> [EXERCISE BRIEF]: Exclude the pictures and retype the entries as written.

> [SUPPLIED RECORDS]:
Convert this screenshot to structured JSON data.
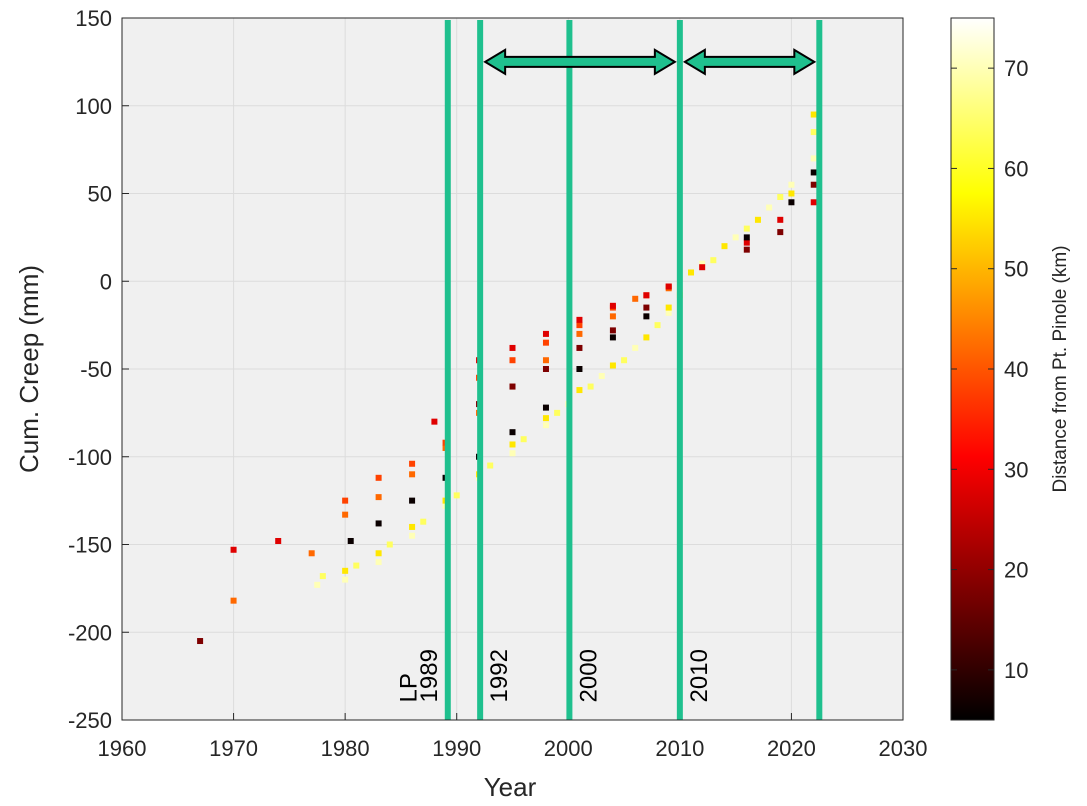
{
  "chart_data": {
    "type": "scatter",
    "title": "",
    "xlabel": "Year",
    "ylabel": "Cum. Creep (mm)",
    "xlim": [
      1960,
      2030
    ],
    "ylim": [
      -250,
      150
    ],
    "xticks": [
      "1960",
      "1970",
      "1980",
      "1990",
      "2000",
      "2010",
      "2020",
      "2030"
    ],
    "yticks": [
      "150",
      "100",
      "50",
      "0",
      "-50",
      "-100",
      "-150",
      "-200",
      "-250"
    ],
    "grid": true,
    "colorbar": {
      "label": "Distance from Pt. Pinole (km)",
      "range": [
        5,
        75
      ],
      "ticks": [
        "70",
        "60",
        "50",
        "40",
        "30",
        "20",
        "10"
      ],
      "colormap": "hot"
    },
    "vertical_lines": [
      {
        "x": 1989.2,
        "label": "1989"
      },
      {
        "x": 1992.1,
        "label": "1992"
      },
      {
        "x": 2000.1,
        "label": "2000"
      },
      {
        "x": 2010.0,
        "label": "2010"
      },
      {
        "x": 2022.5,
        "label": ""
      }
    ],
    "annotations": [
      {
        "text": "LP",
        "x": 1985.5,
        "y": -218
      }
    ],
    "interval_arrows": [
      {
        "x0": 1992.1,
        "x1": 2010.0,
        "y": 125
      },
      {
        "x0": 2010.0,
        "x1": 2022.5,
        "y": 125
      }
    ],
    "line_color": "#1fc08e",
    "arrow_fill": "#1fc08e",
    "series": [
      {
        "distance_km": 70,
        "points": [
          [
            1977.5,
            -173
          ],
          [
            1980,
            -170
          ],
          [
            1983,
            -160
          ],
          [
            1986,
            -145
          ],
          [
            1989,
            -128
          ],
          [
            1992,
            -112
          ],
          [
            1995,
            -98
          ],
          [
            1998,
            -82
          ],
          [
            2000,
            -70
          ],
          [
            2003,
            -54
          ],
          [
            2006,
            -38
          ],
          [
            2009,
            -18
          ],
          [
            2010,
            -5
          ],
          [
            2012,
            10
          ],
          [
            2015,
            25
          ],
          [
            2018,
            42
          ],
          [
            2020,
            55
          ],
          [
            2022,
            70
          ]
        ]
      },
      {
        "distance_km": 64,
        "points": [
          [
            1978,
            -168
          ],
          [
            1981,
            -162
          ],
          [
            1984,
            -150
          ],
          [
            1987,
            -137
          ],
          [
            1990,
            -122
          ],
          [
            1993,
            -105
          ],
          [
            1996,
            -90
          ],
          [
            1999,
            -75
          ],
          [
            2002,
            -60
          ],
          [
            2005,
            -45
          ],
          [
            2008,
            -25
          ],
          [
            2010,
            -8
          ],
          [
            2013,
            12
          ],
          [
            2016,
            30
          ],
          [
            2019,
            48
          ],
          [
            2022,
            85
          ]
        ]
      },
      {
        "distance_km": 55,
        "points": [
          [
            1980,
            -165
          ],
          [
            1983,
            -155
          ],
          [
            1986,
            -140
          ],
          [
            1989,
            -125
          ],
          [
            1992,
            -110
          ],
          [
            1995,
            -93
          ],
          [
            1998,
            -78
          ],
          [
            2001,
            -62
          ],
          [
            2004,
            -48
          ],
          [
            2007,
            -32
          ],
          [
            2009,
            -15
          ],
          [
            2011,
            5
          ],
          [
            2014,
            20
          ],
          [
            2017,
            35
          ],
          [
            2020,
            50
          ],
          [
            2022,
            95
          ]
        ]
      },
      {
        "distance_km": 42,
        "points": [
          [
            1970,
            -182
          ],
          [
            1977,
            -155
          ],
          [
            1980,
            -133
          ],
          [
            1983,
            -123
          ],
          [
            1986,
            -110
          ],
          [
            1989,
            -95
          ],
          [
            1992,
            -75
          ],
          [
            1995,
            -60
          ],
          [
            1998,
            -45
          ],
          [
            2001,
            -30
          ],
          [
            2004,
            -20
          ],
          [
            2006,
            -10
          ],
          [
            2009,
            -4
          ]
        ]
      },
      {
        "distance_km": 38,
        "points": [
          [
            1980,
            -125
          ],
          [
            1983,
            -112
          ],
          [
            1986,
            -104
          ],
          [
            1989,
            -92
          ],
          [
            1992,
            -55
          ],
          [
            1995,
            -45
          ],
          [
            1998,
            -35
          ],
          [
            2001,
            -25
          ],
          [
            2004,
            -15
          ],
          [
            2007,
            -8
          ],
          [
            2009,
            -3
          ]
        ]
      },
      {
        "distance_km": 28,
        "points": [
          [
            1970,
            -153
          ],
          [
            1974,
            -148
          ],
          [
            1988,
            -80
          ],
          [
            1992,
            -45
          ],
          [
            1995,
            -38
          ],
          [
            1998,
            -30
          ],
          [
            2001,
            -22
          ],
          [
            2004,
            -14
          ],
          [
            2007,
            -8
          ],
          [
            2009,
            -3
          ],
          [
            2012,
            8
          ],
          [
            2016,
            22
          ],
          [
            2019,
            35
          ],
          [
            2022,
            45
          ]
        ]
      },
      {
        "distance_km": 18,
        "points": [
          [
            1967,
            -205
          ],
          [
            1992,
            -70
          ],
          [
            1995,
            -60
          ],
          [
            1998,
            -50
          ],
          [
            2001,
            -38
          ],
          [
            2004,
            -28
          ],
          [
            2007,
            -15
          ],
          [
            2016,
            18
          ],
          [
            2019,
            28
          ],
          [
            2022,
            55
          ]
        ]
      },
      {
        "distance_km": 6,
        "points": [
          [
            1980.5,
            -148
          ],
          [
            1983,
            -138
          ],
          [
            1986,
            -125
          ],
          [
            1989,
            -112
          ],
          [
            1992,
            -100
          ],
          [
            1995,
            -86
          ],
          [
            1998,
            -72
          ],
          [
            2001,
            -50
          ],
          [
            2004,
            -32
          ],
          [
            2007,
            -20
          ],
          [
            2016,
            25
          ],
          [
            2020,
            45
          ],
          [
            2022,
            62
          ]
        ]
      }
    ]
  }
}
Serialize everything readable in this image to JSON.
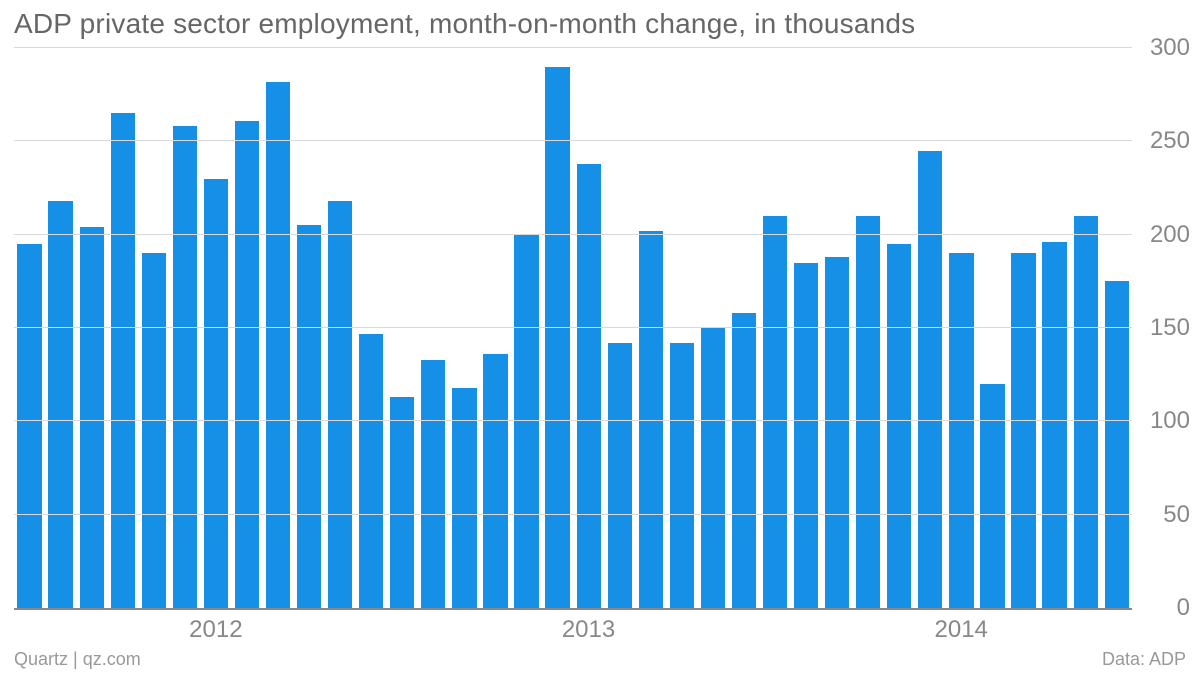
{
  "chart": {
    "type": "bar",
    "title": "ADP private sector employment, month-on-month change, in thousands",
    "title_color": "#666666",
    "title_fontsize": 28,
    "background_color": "#ffffff",
    "bar_color": "#168fe6",
    "bar_width_ratio": 0.78,
    "grid_color": "#d9d9d9",
    "baseline_color": "#888888",
    "y": {
      "min": 0,
      "max": 300,
      "ticks": [
        0,
        50,
        100,
        150,
        200,
        250,
        300
      ],
      "label_color": "#888888",
      "label_fontsize": 24
    },
    "x": {
      "year_labels": [
        {
          "label": "2012",
          "index": 6
        },
        {
          "label": "2013",
          "index": 18
        },
        {
          "label": "2014",
          "index": 30
        }
      ],
      "label_color": "#888888",
      "label_fontsize": 24
    },
    "values": [
      195,
      218,
      204,
      265,
      190,
      258,
      230,
      261,
      282,
      205,
      218,
      147,
      113,
      133,
      118,
      136,
      200,
      290,
      238,
      142,
      202,
      142,
      150,
      158,
      210,
      185,
      188,
      210,
      195,
      245,
      190,
      120,
      190,
      196,
      210,
      175
    ],
    "footer_left": "Quartz | qz.com",
    "footer_right": "Data: ADP",
    "footer_color": "#999999",
    "footer_fontsize": 18
  }
}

> [COMPLETE OUTPUT]:
Convert this screenshot to structured JSON data.
{
  "chart_data": {
    "type": "scatter",
    "title": "",
    "xlabel": "Year",
    "ylabel": "Cum. Creep (mm)",
    "xlim": [
      1960,
      2030
    ],
    "ylim": [
      -250,
      150
    ],
    "xticks": [
      "1960",
      "1970",
      "1980",
      "1990",
      "2000",
      "2010",
      "2020",
      "2030"
    ],
    "yticks": [
      "150",
      "100",
      "50",
      "0",
      "-50",
      "-100",
      "-150",
      "-200",
      "-250"
    ],
    "grid": true,
    "colorbar": {
      "label": "Distance from Pt. Pinole (km)",
      "range": [
        5,
        75
      ],
      "ticks": [
        "70",
        "60",
        "50",
        "40",
        "30",
        "20",
        "10"
      ],
      "colormap": "hot"
    },
    "vertical_lines": [
      {
        "x": 1989.2,
        "label": "1989"
      },
      {
        "x": 1992.1,
        "label": "1992"
      },
      {
        "x": 2000.1,
        "label": "2000"
      },
      {
        "x": 2010.0,
        "label": "2010"
      },
      {
        "x": 2022.5,
        "label": ""
      }
    ],
    "annotations": [
      {
        "text": "LP",
        "x": 1985.5,
        "y": -218
      }
    ],
    "interval_arrows": [
      {
        "x0": 1992.1,
        "x1": 2010.0,
        "y": 125
      },
      {
        "x0": 2010.0,
        "x1": 2022.5,
        "y": 125
      }
    ],
    "line_color": "#1fc08e",
    "arrow_fill": "#1fc08e",
    "series": [
      {
        "distance_km": 70,
        "points": [
          [
            1977.5,
            -173
          ],
          [
            1980,
            -170
          ],
          [
            1983,
            -160
          ],
          [
            1986,
            -145
          ],
          [
            1989,
            -128
          ],
          [
            1992,
            -112
          ],
          [
            1995,
            -98
          ],
          [
            1998,
            -82
          ],
          [
            2000,
            -70
          ],
          [
            2003,
            -54
          ],
          [
            2006,
            -38
          ],
          [
            2009,
            -18
          ],
          [
            2010,
            -5
          ],
          [
            2012,
            10
          ],
          [
            2015,
            25
          ],
          [
            2018,
            42
          ],
          [
            2020,
            55
          ],
          [
            2022,
            70
          ]
        ]
      },
      {
        "distance_km": 64,
        "points": [
          [
            1978,
            -168
          ],
          [
            1981,
            -162
          ],
          [
            1984,
            -150
          ],
          [
            1987,
            -137
          ],
          [
            1990,
            -122
          ],
          [
            1993,
            -105
          ],
          [
            1996,
            -90
          ],
          [
            1999,
            -75
          ],
          [
            2002,
            -60
          ],
          [
            2005,
            -45
          ],
          [
            2008,
            -25
          ],
          [
            2010,
            -8
          ],
          [
            2013,
            12
          ],
          [
            2016,
            30
          ],
          [
            2019,
            48
          ],
          [
            2022,
            85
          ]
        ]
      },
      {
        "distance_km": 55,
        "points": [
          [
            1980,
            -165
          ],
          [
            1983,
            -155
          ],
          [
            1986,
            -140
          ],
          [
            1989,
            -125
          ],
          [
            1992,
            -110
          ],
          [
            1995,
            -93
          ],
          [
            1998,
            -78
          ],
          [
            2001,
            -62
          ],
          [
            2004,
            -48
          ],
          [
            2007,
            -32
          ],
          [
            2009,
            -15
          ],
          [
            2011,
            5
          ],
          [
            2014,
            20
          ],
          [
            2017,
            35
          ],
          [
            2020,
            50
          ],
          [
            2022,
            95
          ]
        ]
      },
      {
        "distance_km": 42,
        "points": [
          [
            1970,
            -182
          ],
          [
            1977,
            -155
          ],
          [
            1980,
            -133
          ],
          [
            1983,
            -123
          ],
          [
            1986,
            -110
          ],
          [
            1989,
            -95
          ],
          [
            1992,
            -75
          ],
          [
            1995,
            -60
          ],
          [
            1998,
            -45
          ],
          [
            2001,
            -30
          ],
          [
            2004,
            -20
          ],
          [
            2006,
            -10
          ],
          [
            2009,
            -4
          ]
        ]
      },
      {
        "distance_km": 38,
        "points": [
          [
            1980,
            -125
          ],
          [
            1983,
            -112
          ],
          [
            1986,
            -104
          ],
          [
            1989,
            -92
          ],
          [
            1992,
            -55
          ],
          [
            1995,
            -45
          ],
          [
            1998,
            -35
          ],
          [
            2001,
            -25
          ],
          [
            2004,
            -15
          ],
          [
            2007,
            -8
          ],
          [
            2009,
            -3
          ]
        ]
      },
      {
        "distance_km": 28,
        "points": [
          [
            1970,
            -153
          ],
          [
            1974,
            -148
          ],
          [
            1988,
            -80
          ],
          [
            1992,
            -45
          ],
          [
            1995,
            -38
          ],
          [
            1998,
            -30
          ],
          [
            2001,
            -22
          ],
          [
            2004,
            -14
          ],
          [
            2007,
            -8
          ],
          [
            2009,
            -3
          ],
          [
            2012,
            8
          ],
          [
            2016,
            22
          ],
          [
            2019,
            35
          ],
          [
            2022,
            45
          ]
        ]
      },
      {
        "distance_km": 18,
        "points": [
          [
            1967,
            -205
          ],
          [
            1992,
            -70
          ],
          [
            1995,
            -60
          ],
          [
            1998,
            -50
          ],
          [
            2001,
            -38
          ],
          [
            2004,
            -28
          ],
          [
            2007,
            -15
          ],
          [
            2016,
            18
          ],
          [
            2019,
            28
          ],
          [
            2022,
            55
          ]
        ]
      },
      {
        "distance_km": 6,
        "points": [
          [
            1980.5,
            -148
          ],
          [
            1983,
            -138
          ],
          [
            1986,
            -125
          ],
          [
            1989,
            -112
          ],
          [
            1992,
            -100
          ],
          [
            1995,
            -86
          ],
          [
            1998,
            -72
          ],
          [
            2001,
            -50
          ],
          [
            2004,
            -32
          ],
          [
            2007,
            -20
          ],
          [
            2016,
            25
          ],
          [
            2020,
            45
          ],
          [
            2022,
            62
          ]
        ]
      }
    ]
  }
}
Serialize everything readable in this image to JSON.
{
  "chart": {
    "type": "bar",
    "title": "ADP private sector employment, month-on-month change, in thousands",
    "title_color": "#666666",
    "title_fontsize": 28,
    "background_color": "#ffffff",
    "bar_color": "#168fe6",
    "bar_width_ratio": 0.78,
    "grid_color": "#d9d9d9",
    "baseline_color": "#888888",
    "y": {
      "min": 0,
      "max": 300,
      "ticks": [
        0,
        50,
        100,
        150,
        200,
        250,
        300
      ],
      "label_color": "#888888",
      "label_fontsize": 24
    },
    "x": {
      "year_labels": [
        {
          "label": "2012",
          "index": 6
        },
        {
          "label": "2013",
          "index": 18
        },
        {
          "label": "2014",
          "index": 30
        }
      ],
      "label_color": "#888888",
      "label_fontsize": 24
    },
    "values": [
      195,
      218,
      204,
      265,
      190,
      258,
      230,
      261,
      282,
      205,
      218,
      147,
      113,
      133,
      118,
      136,
      200,
      290,
      238,
      142,
      202,
      142,
      150,
      158,
      210,
      185,
      188,
      210,
      195,
      245,
      190,
      120,
      190,
      196,
      210,
      175
    ],
    "footer_left": "Quartz | qz.com",
    "footer_right": "Data: ADP",
    "footer_color": "#999999",
    "footer_fontsize": 18
  }
}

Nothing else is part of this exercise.